Look through the listing and locate every line containing the word "quantity"; copy those lines.

— Start —

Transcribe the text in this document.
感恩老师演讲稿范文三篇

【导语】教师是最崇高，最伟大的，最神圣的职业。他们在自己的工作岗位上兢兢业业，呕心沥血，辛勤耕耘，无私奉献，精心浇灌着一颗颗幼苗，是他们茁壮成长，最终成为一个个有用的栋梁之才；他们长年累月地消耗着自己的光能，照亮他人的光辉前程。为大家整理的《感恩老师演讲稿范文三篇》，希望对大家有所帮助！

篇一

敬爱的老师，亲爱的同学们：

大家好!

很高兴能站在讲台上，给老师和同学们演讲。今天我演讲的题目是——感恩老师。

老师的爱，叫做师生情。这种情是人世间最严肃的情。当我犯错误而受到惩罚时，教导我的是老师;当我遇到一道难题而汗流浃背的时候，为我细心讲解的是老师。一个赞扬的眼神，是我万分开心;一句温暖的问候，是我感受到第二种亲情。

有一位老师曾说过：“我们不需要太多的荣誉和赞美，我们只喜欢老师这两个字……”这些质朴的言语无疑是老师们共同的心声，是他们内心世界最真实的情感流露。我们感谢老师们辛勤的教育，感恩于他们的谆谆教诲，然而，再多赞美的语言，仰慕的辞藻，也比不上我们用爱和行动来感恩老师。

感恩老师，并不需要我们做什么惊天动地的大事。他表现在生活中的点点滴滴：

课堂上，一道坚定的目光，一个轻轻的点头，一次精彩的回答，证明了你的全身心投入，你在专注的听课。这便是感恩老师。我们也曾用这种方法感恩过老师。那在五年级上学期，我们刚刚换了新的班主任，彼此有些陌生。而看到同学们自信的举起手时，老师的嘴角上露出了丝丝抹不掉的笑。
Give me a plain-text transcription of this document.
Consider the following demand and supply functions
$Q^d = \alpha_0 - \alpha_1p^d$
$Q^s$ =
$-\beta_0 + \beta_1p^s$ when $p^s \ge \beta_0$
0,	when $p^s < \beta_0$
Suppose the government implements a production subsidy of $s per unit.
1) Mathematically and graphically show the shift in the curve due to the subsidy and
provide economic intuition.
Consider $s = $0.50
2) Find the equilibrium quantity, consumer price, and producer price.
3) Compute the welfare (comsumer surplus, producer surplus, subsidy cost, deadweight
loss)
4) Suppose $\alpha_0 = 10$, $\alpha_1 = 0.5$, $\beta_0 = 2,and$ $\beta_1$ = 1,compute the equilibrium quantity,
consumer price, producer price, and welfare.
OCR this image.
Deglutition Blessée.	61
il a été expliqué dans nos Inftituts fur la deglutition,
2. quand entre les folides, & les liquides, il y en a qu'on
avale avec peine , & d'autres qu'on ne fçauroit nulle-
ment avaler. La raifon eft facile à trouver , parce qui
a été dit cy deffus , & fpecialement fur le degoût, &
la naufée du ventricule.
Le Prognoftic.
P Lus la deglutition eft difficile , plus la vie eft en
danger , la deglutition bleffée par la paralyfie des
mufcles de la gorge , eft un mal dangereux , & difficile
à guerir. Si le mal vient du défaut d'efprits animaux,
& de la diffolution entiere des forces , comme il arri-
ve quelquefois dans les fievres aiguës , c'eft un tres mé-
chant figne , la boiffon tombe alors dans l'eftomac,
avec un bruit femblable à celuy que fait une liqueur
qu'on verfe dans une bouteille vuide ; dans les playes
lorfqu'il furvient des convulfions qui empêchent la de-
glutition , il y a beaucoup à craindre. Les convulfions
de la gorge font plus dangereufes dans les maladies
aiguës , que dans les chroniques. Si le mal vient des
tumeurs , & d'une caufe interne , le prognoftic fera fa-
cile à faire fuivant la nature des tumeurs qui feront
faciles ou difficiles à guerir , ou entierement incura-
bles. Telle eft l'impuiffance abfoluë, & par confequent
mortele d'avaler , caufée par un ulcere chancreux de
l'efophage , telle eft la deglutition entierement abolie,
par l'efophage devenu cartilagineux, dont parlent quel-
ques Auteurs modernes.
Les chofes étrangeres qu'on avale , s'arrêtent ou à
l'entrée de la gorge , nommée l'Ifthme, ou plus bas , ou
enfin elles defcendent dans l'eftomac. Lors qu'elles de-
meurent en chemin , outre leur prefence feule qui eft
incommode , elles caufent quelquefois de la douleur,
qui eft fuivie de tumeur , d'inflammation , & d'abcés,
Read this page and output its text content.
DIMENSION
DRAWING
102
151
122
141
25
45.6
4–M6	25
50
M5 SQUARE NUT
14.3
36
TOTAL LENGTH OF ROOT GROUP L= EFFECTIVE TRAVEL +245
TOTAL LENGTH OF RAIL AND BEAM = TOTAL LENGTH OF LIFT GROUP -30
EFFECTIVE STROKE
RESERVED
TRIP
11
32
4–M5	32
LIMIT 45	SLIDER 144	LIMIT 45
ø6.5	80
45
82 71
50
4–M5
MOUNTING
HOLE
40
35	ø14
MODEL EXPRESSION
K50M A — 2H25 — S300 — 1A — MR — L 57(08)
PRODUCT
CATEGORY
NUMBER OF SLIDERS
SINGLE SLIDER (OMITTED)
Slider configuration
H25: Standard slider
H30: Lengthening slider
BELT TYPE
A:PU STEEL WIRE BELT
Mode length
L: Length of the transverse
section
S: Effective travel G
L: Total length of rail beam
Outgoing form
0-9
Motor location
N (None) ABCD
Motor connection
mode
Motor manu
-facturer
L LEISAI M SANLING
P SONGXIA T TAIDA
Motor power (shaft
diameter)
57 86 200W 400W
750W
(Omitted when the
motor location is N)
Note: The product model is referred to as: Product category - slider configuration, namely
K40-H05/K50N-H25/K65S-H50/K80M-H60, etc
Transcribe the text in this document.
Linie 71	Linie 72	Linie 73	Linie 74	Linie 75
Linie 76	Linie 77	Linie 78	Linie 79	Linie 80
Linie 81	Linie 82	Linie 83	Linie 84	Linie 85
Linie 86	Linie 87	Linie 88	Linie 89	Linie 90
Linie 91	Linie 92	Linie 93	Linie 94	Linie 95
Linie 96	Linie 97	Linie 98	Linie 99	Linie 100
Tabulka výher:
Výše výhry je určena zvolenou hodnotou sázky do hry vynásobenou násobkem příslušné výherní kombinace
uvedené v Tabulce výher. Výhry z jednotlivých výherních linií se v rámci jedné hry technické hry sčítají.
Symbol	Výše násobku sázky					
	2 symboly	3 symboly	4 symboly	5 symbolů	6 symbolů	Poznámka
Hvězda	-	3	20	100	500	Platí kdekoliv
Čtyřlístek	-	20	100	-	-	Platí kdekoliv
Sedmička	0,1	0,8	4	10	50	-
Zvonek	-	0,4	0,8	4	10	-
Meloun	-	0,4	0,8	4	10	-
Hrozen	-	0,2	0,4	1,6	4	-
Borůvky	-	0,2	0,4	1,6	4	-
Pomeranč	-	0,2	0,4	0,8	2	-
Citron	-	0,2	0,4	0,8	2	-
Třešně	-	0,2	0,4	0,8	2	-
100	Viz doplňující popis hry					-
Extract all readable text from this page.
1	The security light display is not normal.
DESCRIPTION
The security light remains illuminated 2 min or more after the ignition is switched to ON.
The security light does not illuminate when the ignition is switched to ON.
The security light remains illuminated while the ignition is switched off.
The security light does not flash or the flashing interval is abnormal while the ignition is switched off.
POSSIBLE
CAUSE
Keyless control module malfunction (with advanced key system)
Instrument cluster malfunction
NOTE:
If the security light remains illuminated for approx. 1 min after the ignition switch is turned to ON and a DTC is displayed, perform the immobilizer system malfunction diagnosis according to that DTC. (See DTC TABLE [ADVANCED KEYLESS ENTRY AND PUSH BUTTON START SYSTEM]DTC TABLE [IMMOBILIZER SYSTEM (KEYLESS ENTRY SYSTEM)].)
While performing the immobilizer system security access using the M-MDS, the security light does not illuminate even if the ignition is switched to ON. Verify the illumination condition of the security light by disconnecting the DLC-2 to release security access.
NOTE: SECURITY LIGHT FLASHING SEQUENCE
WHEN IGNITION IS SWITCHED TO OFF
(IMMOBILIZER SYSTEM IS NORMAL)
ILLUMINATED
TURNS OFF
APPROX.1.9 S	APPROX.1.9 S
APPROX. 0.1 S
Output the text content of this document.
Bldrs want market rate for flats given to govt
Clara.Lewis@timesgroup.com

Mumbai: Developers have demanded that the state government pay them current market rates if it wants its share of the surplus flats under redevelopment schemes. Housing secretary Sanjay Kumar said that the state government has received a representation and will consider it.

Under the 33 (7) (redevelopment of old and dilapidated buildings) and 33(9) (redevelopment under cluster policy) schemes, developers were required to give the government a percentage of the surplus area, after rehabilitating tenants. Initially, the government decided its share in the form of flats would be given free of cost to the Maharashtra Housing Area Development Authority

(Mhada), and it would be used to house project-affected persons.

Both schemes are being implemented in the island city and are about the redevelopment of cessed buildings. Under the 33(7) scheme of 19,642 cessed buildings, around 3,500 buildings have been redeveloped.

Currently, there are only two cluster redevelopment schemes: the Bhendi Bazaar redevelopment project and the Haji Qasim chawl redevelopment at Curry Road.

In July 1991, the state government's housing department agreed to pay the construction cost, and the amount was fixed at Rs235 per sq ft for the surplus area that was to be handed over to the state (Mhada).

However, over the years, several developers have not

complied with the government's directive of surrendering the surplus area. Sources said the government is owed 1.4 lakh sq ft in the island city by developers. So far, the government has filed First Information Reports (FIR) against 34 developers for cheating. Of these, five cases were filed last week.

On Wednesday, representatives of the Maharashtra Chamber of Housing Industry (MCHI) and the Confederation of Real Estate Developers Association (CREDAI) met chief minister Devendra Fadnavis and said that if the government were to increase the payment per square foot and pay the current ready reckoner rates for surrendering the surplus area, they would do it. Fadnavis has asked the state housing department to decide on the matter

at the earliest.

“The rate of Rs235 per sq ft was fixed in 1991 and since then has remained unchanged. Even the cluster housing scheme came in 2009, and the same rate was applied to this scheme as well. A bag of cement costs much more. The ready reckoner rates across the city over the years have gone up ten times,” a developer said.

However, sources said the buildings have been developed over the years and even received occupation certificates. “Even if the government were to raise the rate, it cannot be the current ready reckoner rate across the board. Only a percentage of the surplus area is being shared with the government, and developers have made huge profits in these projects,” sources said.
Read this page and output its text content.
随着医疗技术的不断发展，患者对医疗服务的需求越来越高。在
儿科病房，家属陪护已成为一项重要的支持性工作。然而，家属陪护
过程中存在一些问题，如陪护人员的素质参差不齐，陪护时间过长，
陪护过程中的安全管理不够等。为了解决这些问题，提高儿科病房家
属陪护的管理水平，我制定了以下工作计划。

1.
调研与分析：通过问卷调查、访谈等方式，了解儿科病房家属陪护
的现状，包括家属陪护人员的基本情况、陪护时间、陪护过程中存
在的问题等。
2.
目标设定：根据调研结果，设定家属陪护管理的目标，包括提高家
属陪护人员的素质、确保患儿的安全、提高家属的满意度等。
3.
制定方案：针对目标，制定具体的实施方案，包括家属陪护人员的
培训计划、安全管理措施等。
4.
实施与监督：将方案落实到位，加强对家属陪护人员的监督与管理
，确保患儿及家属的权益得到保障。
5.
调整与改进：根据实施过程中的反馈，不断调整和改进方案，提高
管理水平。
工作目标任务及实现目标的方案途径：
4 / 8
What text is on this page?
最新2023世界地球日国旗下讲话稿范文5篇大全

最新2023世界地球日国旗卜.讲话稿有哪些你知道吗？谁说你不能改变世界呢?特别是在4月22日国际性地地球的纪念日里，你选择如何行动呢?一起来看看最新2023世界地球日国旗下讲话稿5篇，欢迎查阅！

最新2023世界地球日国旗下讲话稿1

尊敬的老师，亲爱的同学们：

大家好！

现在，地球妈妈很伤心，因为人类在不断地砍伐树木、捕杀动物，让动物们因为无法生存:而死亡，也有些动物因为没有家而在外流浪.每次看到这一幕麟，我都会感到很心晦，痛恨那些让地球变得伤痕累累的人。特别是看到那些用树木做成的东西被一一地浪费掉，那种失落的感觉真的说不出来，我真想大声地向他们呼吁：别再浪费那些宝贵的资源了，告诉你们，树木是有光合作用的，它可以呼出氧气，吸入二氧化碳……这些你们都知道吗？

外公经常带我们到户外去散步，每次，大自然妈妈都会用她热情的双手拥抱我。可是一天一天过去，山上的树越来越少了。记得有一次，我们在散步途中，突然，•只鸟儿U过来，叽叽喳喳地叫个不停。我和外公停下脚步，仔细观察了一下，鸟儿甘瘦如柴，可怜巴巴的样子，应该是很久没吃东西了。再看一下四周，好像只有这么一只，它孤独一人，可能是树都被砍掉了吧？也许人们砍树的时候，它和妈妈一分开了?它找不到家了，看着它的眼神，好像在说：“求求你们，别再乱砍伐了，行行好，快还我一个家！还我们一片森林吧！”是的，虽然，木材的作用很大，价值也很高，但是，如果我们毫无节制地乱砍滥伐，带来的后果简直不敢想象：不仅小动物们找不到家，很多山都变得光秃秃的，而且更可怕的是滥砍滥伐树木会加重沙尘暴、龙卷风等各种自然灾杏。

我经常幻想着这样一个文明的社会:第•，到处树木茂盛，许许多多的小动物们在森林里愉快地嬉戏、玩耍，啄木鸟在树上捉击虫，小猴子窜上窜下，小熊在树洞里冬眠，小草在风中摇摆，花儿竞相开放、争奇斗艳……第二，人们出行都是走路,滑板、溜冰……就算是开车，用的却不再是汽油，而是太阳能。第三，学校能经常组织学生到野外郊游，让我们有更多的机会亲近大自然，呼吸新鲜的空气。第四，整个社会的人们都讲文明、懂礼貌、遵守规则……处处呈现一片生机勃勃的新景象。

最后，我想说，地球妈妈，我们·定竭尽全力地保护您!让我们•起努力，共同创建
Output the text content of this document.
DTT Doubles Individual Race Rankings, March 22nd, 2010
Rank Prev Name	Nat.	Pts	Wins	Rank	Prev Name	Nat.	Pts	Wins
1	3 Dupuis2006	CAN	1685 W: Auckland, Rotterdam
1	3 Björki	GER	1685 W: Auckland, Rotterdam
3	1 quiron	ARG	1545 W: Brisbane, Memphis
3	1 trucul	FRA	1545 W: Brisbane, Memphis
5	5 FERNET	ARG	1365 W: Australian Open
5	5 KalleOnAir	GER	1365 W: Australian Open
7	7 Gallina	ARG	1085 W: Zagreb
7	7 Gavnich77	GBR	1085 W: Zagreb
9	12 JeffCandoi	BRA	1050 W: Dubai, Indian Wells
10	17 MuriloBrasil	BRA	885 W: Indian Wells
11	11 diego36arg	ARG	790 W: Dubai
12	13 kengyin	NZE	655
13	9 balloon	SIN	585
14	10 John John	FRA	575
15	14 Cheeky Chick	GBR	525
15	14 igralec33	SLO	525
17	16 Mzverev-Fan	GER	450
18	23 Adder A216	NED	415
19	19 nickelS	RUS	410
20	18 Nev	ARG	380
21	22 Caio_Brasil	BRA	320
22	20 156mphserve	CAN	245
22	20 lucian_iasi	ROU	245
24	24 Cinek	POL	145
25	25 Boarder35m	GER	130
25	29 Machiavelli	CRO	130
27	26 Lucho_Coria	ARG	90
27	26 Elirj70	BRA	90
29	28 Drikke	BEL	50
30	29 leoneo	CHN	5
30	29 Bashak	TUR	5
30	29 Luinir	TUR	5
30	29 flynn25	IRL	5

— End —

**TASK SOLUTION**
2) Find the equilibrium quantity, consumer price, and producer price.
4) Suppose $\alpha_0 = 10$, $\alpha_1 = 0.5$, $\beta_0 = 2,and$ $\beta_1$ = 1,compute the equilibrium quantity,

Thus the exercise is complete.